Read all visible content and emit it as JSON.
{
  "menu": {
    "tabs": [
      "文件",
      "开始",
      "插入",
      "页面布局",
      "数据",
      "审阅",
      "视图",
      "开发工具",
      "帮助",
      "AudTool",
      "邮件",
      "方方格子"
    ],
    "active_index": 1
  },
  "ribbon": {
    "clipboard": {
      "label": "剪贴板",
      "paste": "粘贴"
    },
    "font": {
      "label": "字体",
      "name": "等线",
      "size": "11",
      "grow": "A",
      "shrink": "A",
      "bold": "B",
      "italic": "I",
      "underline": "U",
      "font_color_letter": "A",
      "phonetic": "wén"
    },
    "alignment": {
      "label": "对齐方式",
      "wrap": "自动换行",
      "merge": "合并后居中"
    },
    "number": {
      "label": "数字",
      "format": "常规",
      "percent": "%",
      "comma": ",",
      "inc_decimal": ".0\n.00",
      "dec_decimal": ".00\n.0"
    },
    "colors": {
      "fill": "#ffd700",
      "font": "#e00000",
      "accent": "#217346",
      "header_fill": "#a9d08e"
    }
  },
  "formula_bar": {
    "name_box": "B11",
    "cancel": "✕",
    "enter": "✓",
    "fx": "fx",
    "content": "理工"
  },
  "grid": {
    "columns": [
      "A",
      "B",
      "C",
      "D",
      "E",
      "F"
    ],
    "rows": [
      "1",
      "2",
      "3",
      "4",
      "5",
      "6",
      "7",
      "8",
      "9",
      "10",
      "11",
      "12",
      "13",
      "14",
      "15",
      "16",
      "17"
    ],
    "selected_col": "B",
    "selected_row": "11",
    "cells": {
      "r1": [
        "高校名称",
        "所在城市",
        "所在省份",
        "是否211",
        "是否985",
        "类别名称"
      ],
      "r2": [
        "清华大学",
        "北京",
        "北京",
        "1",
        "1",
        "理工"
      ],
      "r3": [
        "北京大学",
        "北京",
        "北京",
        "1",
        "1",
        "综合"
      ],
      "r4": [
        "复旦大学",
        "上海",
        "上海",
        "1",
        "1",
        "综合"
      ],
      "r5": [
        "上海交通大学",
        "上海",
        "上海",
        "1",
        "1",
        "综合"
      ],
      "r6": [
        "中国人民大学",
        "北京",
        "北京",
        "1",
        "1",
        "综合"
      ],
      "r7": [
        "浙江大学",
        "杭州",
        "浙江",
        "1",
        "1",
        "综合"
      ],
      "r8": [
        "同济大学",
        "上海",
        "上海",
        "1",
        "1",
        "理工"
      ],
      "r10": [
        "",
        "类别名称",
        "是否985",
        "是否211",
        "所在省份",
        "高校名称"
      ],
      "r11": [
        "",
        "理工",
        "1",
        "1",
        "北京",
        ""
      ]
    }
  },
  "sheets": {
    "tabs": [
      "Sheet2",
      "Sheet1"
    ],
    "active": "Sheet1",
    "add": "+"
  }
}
++++++++++++++++++++
What is needed
Which lines above hold the word "label"? Copy each of them.

Correct result
      "label": "剪贴板",
      "label": "字体",
      "label": "对齐方式",
      "label": "数字",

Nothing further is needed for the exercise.